§ **PROBLEM DESCRIPTION**
All lines in the data bearing the string "name" should be identified and copied.

-- start of ENTRIES --

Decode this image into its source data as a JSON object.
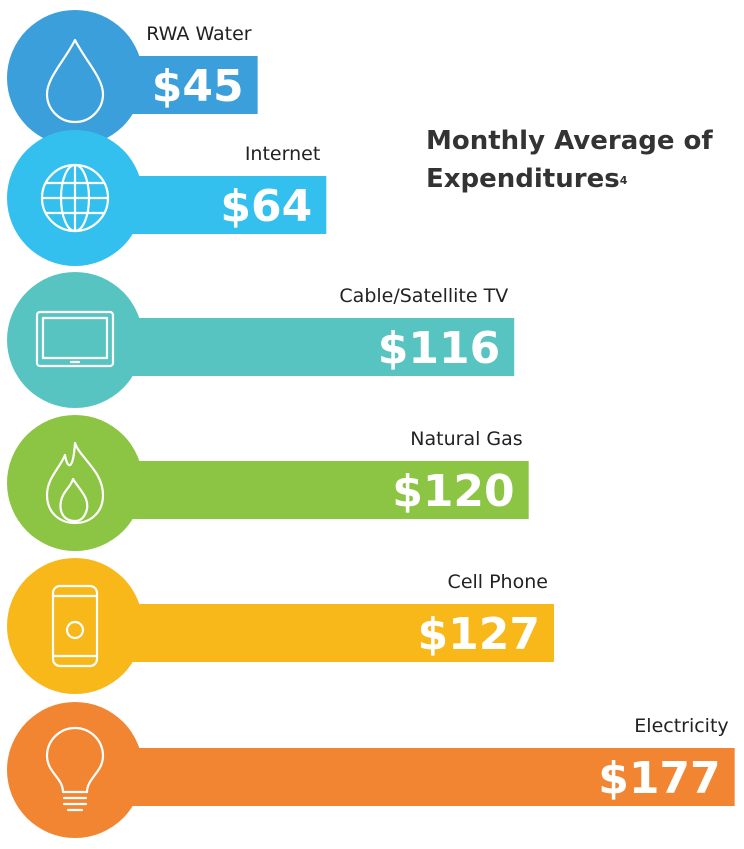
{
  "chart_data": {
    "type": "bar",
    "orientation": "horizontal",
    "title": "Monthly Average of Expenditures",
    "footnote": "4",
    "categories": [
      "RWA Water",
      "Internet",
      "Cable/Satellite TV",
      "Natural Gas",
      "Cell Phone",
      "Electricity"
    ],
    "values": [
      45,
      64,
      116,
      120,
      127,
      177
    ],
    "value_labels": [
      "$45",
      "$64",
      "$116",
      "$120",
      "$127",
      "$177"
    ],
    "colors": [
      "#3a9fda",
      "#33c0ee",
      "#58c4c1",
      "#8cc443",
      "#f8b81a",
      "#f28532"
    ]
  }
}
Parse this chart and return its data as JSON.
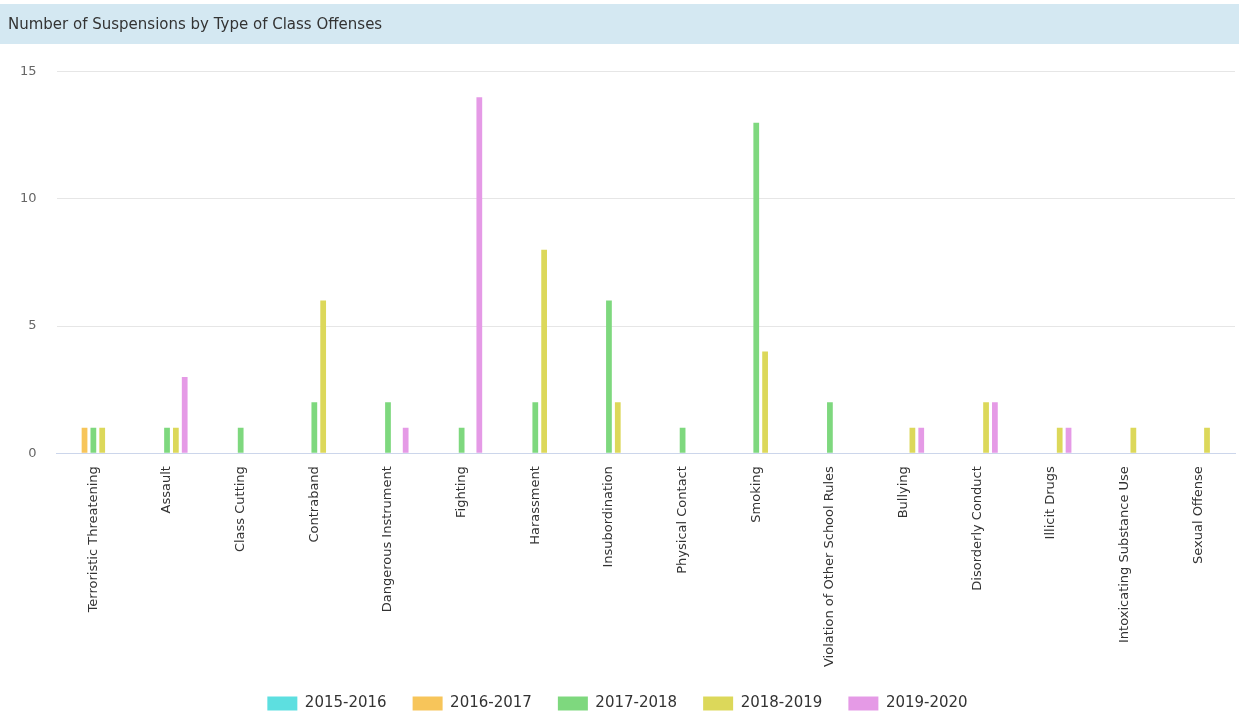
{
  "chart_data": {
    "type": "bar",
    "title": "Number of Suspensions by Type of Class Offenses",
    "categories": [
      "Terroristic Threatening",
      "Assault",
      "Class Cutting",
      "Contraband",
      "Dangerous Instrument",
      "Fighting",
      "Harassment",
      "Insubordination",
      "Physical Contact",
      "Smoking",
      "Violation of Other School Rules",
      "Bullying",
      "Disorderly Conduct",
      "Illicit Drugs",
      "Intoxicating Substance Use",
      "Sexual Offense"
    ],
    "series": [
      {
        "name": "2015-2016",
        "color": "#5ddfe0",
        "values": [
          null,
          null,
          null,
          null,
          null,
          null,
          null,
          null,
          null,
          null,
          null,
          null,
          null,
          null,
          null,
          null
        ]
      },
      {
        "name": "2016-2017",
        "color": "#f7c55a",
        "values": [
          1,
          null,
          null,
          null,
          null,
          null,
          null,
          null,
          null,
          null,
          null,
          null,
          null,
          null,
          null,
          null
        ]
      },
      {
        "name": "2017-2018",
        "color": "#7ed87e",
        "values": [
          1,
          1,
          1,
          2,
          2,
          1,
          2,
          6,
          1,
          13,
          2,
          null,
          null,
          null,
          null,
          null
        ]
      },
      {
        "name": "2018-2019",
        "color": "#dcd85a",
        "values": [
          1,
          1,
          null,
          6,
          null,
          null,
          8,
          2,
          null,
          4,
          null,
          1,
          2,
          1,
          1,
          1
        ]
      },
      {
        "name": "2019-2020",
        "color": "#e59ae6",
        "values": [
          null,
          3,
          null,
          null,
          1,
          14,
          null,
          null,
          null,
          null,
          null,
          1,
          2,
          1,
          null,
          null
        ]
      }
    ],
    "ylim": [
      0,
      15
    ],
    "yticks": [
      0,
      5,
      10,
      15
    ],
    "grid": "y",
    "legend": "bottom"
  }
}
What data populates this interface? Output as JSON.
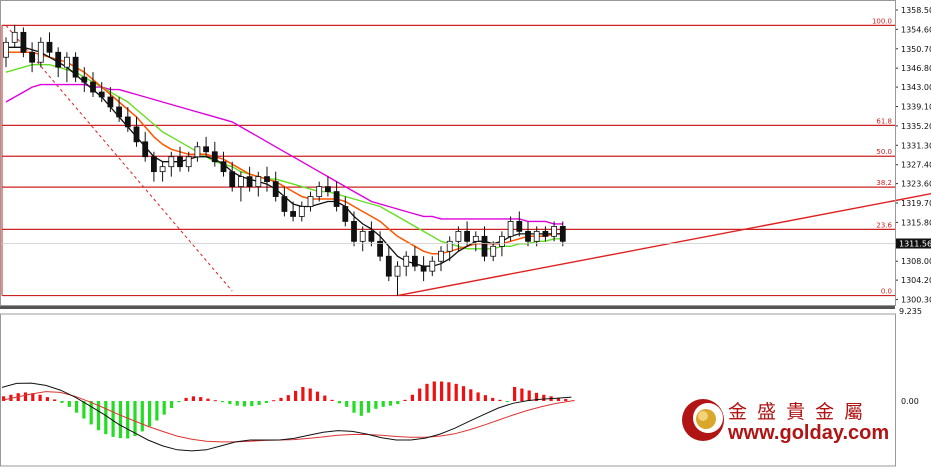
{
  "colors": {
    "background": "#ffffff",
    "candle": "#111111",
    "fib_line": "#cc2222",
    "trendline": "#e02020",
    "ma_fast": "#111111",
    "ma_mid": "#ff5500",
    "ma_green": "#66dd22",
    "ma_magenta": "#dd00dd",
    "macd_pos": "#ee1111",
    "macd_neg": "#22dd22",
    "macd_line": "#111111",
    "signal_line": "#dd3333",
    "logo_red": "#b01414"
  },
  "chart_data": [
    {
      "type": "candlestick",
      "title": "",
      "ylim": [
        1299.2,
        1359.7
      ],
      "y_ticks": [
        "1358.50",
        "1354.60",
        "1350.70",
        "1346.80",
        "1343.00",
        "1339.10",
        "1335.20",
        "1331.30",
        "1327.40",
        "1323.60",
        "1319.70",
        "1315.80",
        "1308.00",
        "1304.20",
        "1300.30"
      ],
      "current_price": "1311.56",
      "fib_levels": [
        {
          "label": "100.0",
          "value": 1355.4
        },
        {
          "label": "61.8",
          "value": 1335.3
        },
        {
          "label": "50.0",
          "value": 1329.1
        },
        {
          "label": "38.2",
          "value": 1322.9
        },
        {
          "label": "23.6",
          "value": 1314.4
        },
        {
          "label": "0.0",
          "value": 1301.1
        }
      ],
      "candles": [
        [
          1349,
          1353,
          1347,
          1352
        ],
        [
          1352,
          1355.5,
          1351,
          1354
        ],
        [
          1354,
          1355,
          1349,
          1350
        ],
        [
          1350,
          1352,
          1346,
          1348
        ],
        [
          1348,
          1353,
          1347,
          1352
        ],
        [
          1352,
          1354,
          1349,
          1350
        ],
        [
          1350,
          1351,
          1345,
          1347
        ],
        [
          1347,
          1350,
          1344,
          1349
        ],
        [
          1349,
          1350,
          1344,
          1345
        ],
        [
          1345,
          1347,
          1342,
          1344
        ],
        [
          1344,
          1346,
          1341,
          1342
        ],
        [
          1342,
          1344,
          1340,
          1341
        ],
        [
          1341,
          1343,
          1338,
          1339
        ],
        [
          1339,
          1341,
          1336,
          1337
        ],
        [
          1337,
          1339,
          1334,
          1335
        ],
        [
          1335,
          1337,
          1331,
          1332
        ],
        [
          1332,
          1334,
          1328,
          1329
        ],
        [
          1329,
          1330,
          1324,
          1326
        ],
        [
          1326,
          1328,
          1324,
          1327
        ],
        [
          1327,
          1330,
          1325,
          1329
        ],
        [
          1329,
          1331,
          1326,
          1327
        ],
        [
          1327,
          1330,
          1326,
          1329
        ],
        [
          1329,
          1332,
          1328,
          1331
        ],
        [
          1331,
          1333,
          1329,
          1330
        ],
        [
          1330,
          1332,
          1327,
          1328
        ],
        [
          1328,
          1330,
          1325,
          1326
        ],
        [
          1326,
          1328,
          1322,
          1323
        ],
        [
          1323,
          1326,
          1320,
          1325
        ],
        [
          1325,
          1327,
          1322,
          1323
        ],
        [
          1323,
          1326,
          1321,
          1325
        ],
        [
          1325,
          1327,
          1322,
          1324
        ],
        [
          1324,
          1326,
          1320,
          1321
        ],
        [
          1321,
          1323,
          1317,
          1318
        ],
        [
          1318,
          1320,
          1316,
          1317
        ],
        [
          1317,
          1320,
          1316,
          1319
        ],
        [
          1319,
          1322,
          1318,
          1321
        ],
        [
          1321,
          1324,
          1320,
          1323
        ],
        [
          1323,
          1325,
          1321,
          1322
        ],
        [
          1322,
          1324,
          1318,
          1319
        ],
        [
          1319,
          1321,
          1315,
          1316
        ],
        [
          1316,
          1318,
          1311,
          1312
        ],
        [
          1312,
          1315,
          1310,
          1314
        ],
        [
          1314,
          1316,
          1311,
          1312
        ],
        [
          1312,
          1314,
          1308,
          1309
        ],
        [
          1309,
          1311,
          1304,
          1305
        ],
        [
          1305,
          1308,
          1301,
          1307
        ],
        [
          1307,
          1310,
          1305,
          1309
        ],
        [
          1309,
          1311,
          1306,
          1307
        ],
        [
          1307,
          1309,
          1304,
          1306
        ],
        [
          1306,
          1309,
          1305,
          1308
        ],
        [
          1308,
          1311,
          1306,
          1310
        ],
        [
          1310,
          1313,
          1308,
          1312
        ],
        [
          1312,
          1315,
          1310,
          1314
        ],
        [
          1314,
          1316,
          1311,
          1312
        ],
        [
          1312,
          1314,
          1310,
          1313
        ],
        [
          1313,
          1315,
          1308,
          1309
        ],
        [
          1309,
          1312,
          1308,
          1311
        ],
        [
          1311,
          1314,
          1309,
          1313
        ],
        [
          1313,
          1317,
          1312,
          1316
        ],
        [
          1316,
          1318,
          1313,
          1314
        ],
        [
          1314,
          1316,
          1311,
          1312
        ],
        [
          1312,
          1315,
          1311,
          1314
        ],
        [
          1314,
          1315,
          1312,
          1313
        ],
        [
          1313,
          1316,
          1312,
          1315
        ],
        [
          1315,
          1316,
          1311,
          1312
        ]
      ],
      "ma_fast": [
        1351,
        1351,
        1351,
        1350.5,
        1350,
        1349,
        1348,
        1347,
        1345.5,
        1344,
        1342.5,
        1341,
        1339,
        1337,
        1335,
        1333,
        1331,
        1329,
        1328,
        1328,
        1328,
        1328.5,
        1329,
        1329,
        1328.5,
        1327.5,
        1326,
        1325,
        1324.5,
        1324,
        1323.5,
        1322.5,
        1321,
        1319.5,
        1319,
        1319,
        1319.5,
        1320,
        1320,
        1319,
        1317,
        1315.5,
        1314.5,
        1313,
        1311,
        1309,
        1308,
        1307.5,
        1307,
        1307,
        1307.5,
        1308.5,
        1310,
        1311,
        1312,
        1312,
        1311.5,
        1312,
        1313,
        1313.5,
        1313.5,
        1313.5,
        1313.5,
        1313.5,
        1313.5
      ],
      "ma_mid": [
        1350,
        1350,
        1350,
        1350,
        1349.5,
        1349,
        1348.5,
        1348,
        1347,
        1346,
        1344.5,
        1343,
        1341.5,
        1340,
        1338.5,
        1337,
        1335,
        1333,
        1331.5,
        1330.5,
        1330,
        1329.5,
        1329.5,
        1329.5,
        1329,
        1328.5,
        1327.5,
        1326.5,
        1325.5,
        1325,
        1324.5,
        1324,
        1323,
        1322,
        1321,
        1320.5,
        1320.5,
        1320.5,
        1320.5,
        1320,
        1319,
        1318,
        1317,
        1316,
        1314.5,
        1313,
        1312,
        1311,
        1310,
        1309.5,
        1309.5,
        1310,
        1310.5,
        1311,
        1311.5,
        1311.5,
        1311.5,
        1311.5,
        1312,
        1312.5,
        1313,
        1313,
        1313,
        1313.5,
        1313.5
      ],
      "ma_green": [
        1346,
        1346.5,
        1347,
        1347.5,
        1347.5,
        1347.5,
        1347,
        1346.5,
        1346,
        1345,
        1344,
        1343,
        1342,
        1341,
        1340,
        1338.5,
        1337,
        1335.5,
        1334,
        1333,
        1332,
        1331,
        1330,
        1329,
        1328,
        1327.5,
        1327,
        1326,
        1325.5,
        1325,
        1324.5,
        1324.5,
        1324,
        1323.5,
        1323,
        1322.5,
        1322,
        1322,
        1321.5,
        1321,
        1320.5,
        1320,
        1319.5,
        1319,
        1318,
        1317,
        1316,
        1315,
        1314,
        1313,
        1312,
        1311.5,
        1311,
        1310.5,
        1310.5,
        1310.5,
        1310.5,
        1311,
        1311,
        1311.5,
        1311.5,
        1312,
        1312,
        1312.5,
        1312.5
      ],
      "ma_magenta": [
        1340,
        1341,
        1342,
        1343,
        1343.5,
        1343.5,
        1343.5,
        1343.5,
        1343.5,
        1343.5,
        1343,
        1343,
        1342.5,
        1342.5,
        1342,
        1341.5,
        1341,
        1340.5,
        1340,
        1339.5,
        1339,
        1338.5,
        1338,
        1337.5,
        1337,
        1336.5,
        1336,
        1335,
        1334,
        1333,
        1332,
        1331,
        1330,
        1329,
        1328,
        1327,
        1326,
        1325,
        1324,
        1323,
        1322,
        1321,
        1320,
        1319.5,
        1319,
        1318.5,
        1318,
        1317.5,
        1317,
        1317,
        1316.5,
        1316.5,
        1316.5,
        1316.5,
        1316.5,
        1316.5,
        1316.5,
        1316.5,
        1316.5,
        1316.5,
        1316,
        1316,
        1316,
        1315.5,
        1315.5
      ],
      "trendline": [
        [
          45,
          1301.1
        ],
        [
          125,
          1327.8
        ]
      ],
      "projection_line": [
        [
          0,
          1355.4
        ],
        [
          26,
          1302
        ]
      ]
    },
    {
      "type": "bar",
      "title": "",
      "y_ticks": [
        "9.235",
        "0.00"
      ],
      "histogram": [
        1.2,
        1.6,
        2.0,
        2.2,
        2.0,
        1.6,
        1.0,
        0.4,
        -0.5,
        -1.5,
        -3,
        -4.5,
        -6,
        -7.5,
        -8.5,
        -9.2,
        -9.5,
        -9.6,
        -9.0,
        -7.8,
        -6.5,
        -5.0,
        -3.5,
        -1.8,
        -0.3,
        0.8,
        1.2,
        1.0,
        0.6,
        0.2,
        -0.3,
        -0.8,
        -1.2,
        -1.4,
        -1.3,
        -1.0,
        -0.5,
        0.2,
        0.8,
        1.5,
        2.6,
        3.6,
        3.2,
        2.4,
        1.4,
        0.3,
        -0.6,
        -1.5,
        -3.0,
        -3.8,
        -3.0,
        -2.0,
        -1.5,
        -1.2,
        -0.8,
        0.3,
        1.6,
        3.2,
        4.4,
        5.0,
        5.0,
        4.8,
        4.4,
        3.8,
        3.0,
        2.2,
        1.5,
        0.8,
        0.3,
        -0.2,
        3.6,
        3.2,
        2.7,
        2.1,
        1.6,
        1.2,
        0.8,
        0.5,
        0.2
      ],
      "macd_line": [
        3.5,
        4.5,
        4.6,
        4.0,
        2.8,
        1.0,
        -1.2,
        -3.5,
        -6,
        -8,
        -10,
        -11.5,
        -12.5,
        -12.8,
        -12.5,
        -11.5,
        -10.5,
        -10,
        -10,
        -10,
        -9.6,
        -8.8,
        -8,
        -7.6,
        -7.8,
        -8.5,
        -9.4,
        -10,
        -10,
        -9.5,
        -8.5,
        -7,
        -5.2,
        -3.5,
        -1.8,
        -0.6,
        0.1,
        0.5,
        0.7,
        1.0
      ],
      "signal_line": [
        0.2,
        1.0,
        1.8,
        2.4,
        2.2,
        1.2,
        -0.2,
        -1.8,
        -3.5,
        -5,
        -6.5,
        -7.8,
        -9,
        -9.8,
        -10.3,
        -10.5,
        -10.5,
        -10.3,
        -10.1,
        -10,
        -9.9,
        -9.6,
        -9.2,
        -8.8,
        -8.6,
        -8.6,
        -8.8,
        -9.1,
        -9.3,
        -9.3,
        -9.0,
        -8.4,
        -7.4,
        -6.2,
        -4.9,
        -3.6,
        -2.4,
        -1.4,
        -0.6,
        0.0
      ]
    }
  ],
  "logo": {
    "chinese": "金 盛 貴 金 屬",
    "url": "www.golday.com"
  }
}
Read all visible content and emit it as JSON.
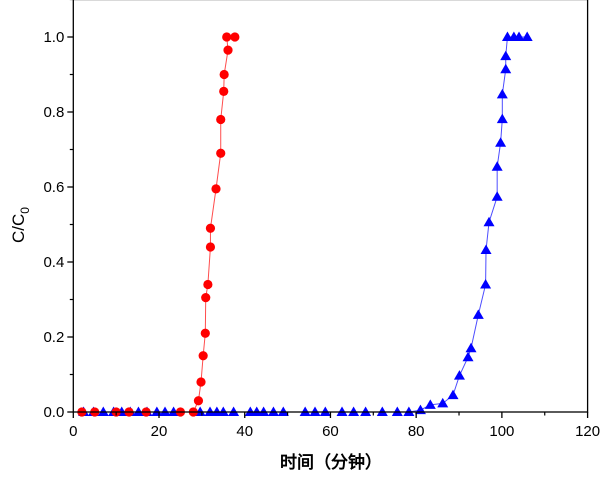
{
  "chart_data": {
    "type": "line",
    "title": "",
    "xlabel": "时间（分钟）",
    "ylabel": {
      "main": "C/C",
      "subscript": "0"
    },
    "xlim": [
      0,
      120
    ],
    "ylim": [
      0,
      1.1
    ],
    "xticks": [
      "0",
      "20",
      "40",
      "60",
      "80",
      "100",
      "120"
    ],
    "yticks": [
      "0.0",
      "0.2",
      "0.4",
      "0.6",
      "0.8",
      "1.0"
    ],
    "xtick_values": [
      0,
      20,
      40,
      60,
      80,
      100,
      120
    ],
    "ytick_values": [
      0,
      0.2,
      0.4,
      0.6,
      0.8,
      1.0
    ],
    "grid": false,
    "legend": "none",
    "series": [
      {
        "color": "#ff0000",
        "marker": "circle",
        "x": [
          2,
          5,
          10,
          13,
          17,
          25,
          28,
          29.2,
          29.8,
          30.3,
          30.8,
          30.9,
          31.4,
          32.0,
          32.0,
          33.3,
          34.4,
          34.4,
          35.1,
          35.2,
          36.1,
          35.8,
          37.7
        ],
        "y": [
          0,
          0,
          0,
          0,
          0,
          0,
          0,
          0.03,
          0.08,
          0.15,
          0.21,
          0.305,
          0.34,
          0.44,
          0.49,
          0.595,
          0.69,
          0.78,
          0.855,
          0.9,
          0.965,
          1.0,
          1.0
        ]
      },
      {
        "color": "#0000ff",
        "marker": "triangle",
        "x": [
          2.4,
          4.7,
          7.0,
          9.4,
          11.3,
          13.3,
          15.2,
          17.2,
          19.5,
          21.4,
          23.4,
          29.6,
          31.9,
          33.5,
          35.0,
          37.4,
          41.3,
          42.8,
          44.4,
          46.7,
          49.0,
          54.1,
          56.4,
          58.8,
          62.7,
          65.4,
          68.2,
          72.1,
          75.6,
          78.3,
          81.0,
          83.3,
          86.2,
          88.6,
          90.1,
          92.1,
          92.8,
          94.5,
          96.2,
          96.3,
          97.0,
          98.9,
          98.9,
          99.7,
          100.1,
          100.1,
          100.9,
          100.9,
          101.3,
          102.8,
          104.0,
          105.9
        ],
        "y": [
          0,
          0,
          0,
          0,
          0,
          0,
          0,
          0,
          0,
          0,
          0,
          0,
          0,
          0,
          0,
          0,
          0,
          0,
          0,
          0,
          0,
          0,
          0,
          0,
          0,
          0,
          0,
          0,
          0,
          0,
          0.005,
          0.019,
          0.023,
          0.045,
          0.097,
          0.146,
          0.17,
          0.259,
          0.34,
          0.432,
          0.506,
          0.574,
          0.654,
          0.718,
          0.781,
          0.847,
          0.914,
          0.949,
          1.0,
          1.0,
          1.0,
          1.0
        ]
      }
    ]
  }
}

-- end of ENTRIES --

§ **WRITTEN SOLUTION**
        "name": "2015-2016",
        "name": "2016-2017",
        "name": "2017-2018",
        "name": "2018-2019",
        "name": "2019-2020",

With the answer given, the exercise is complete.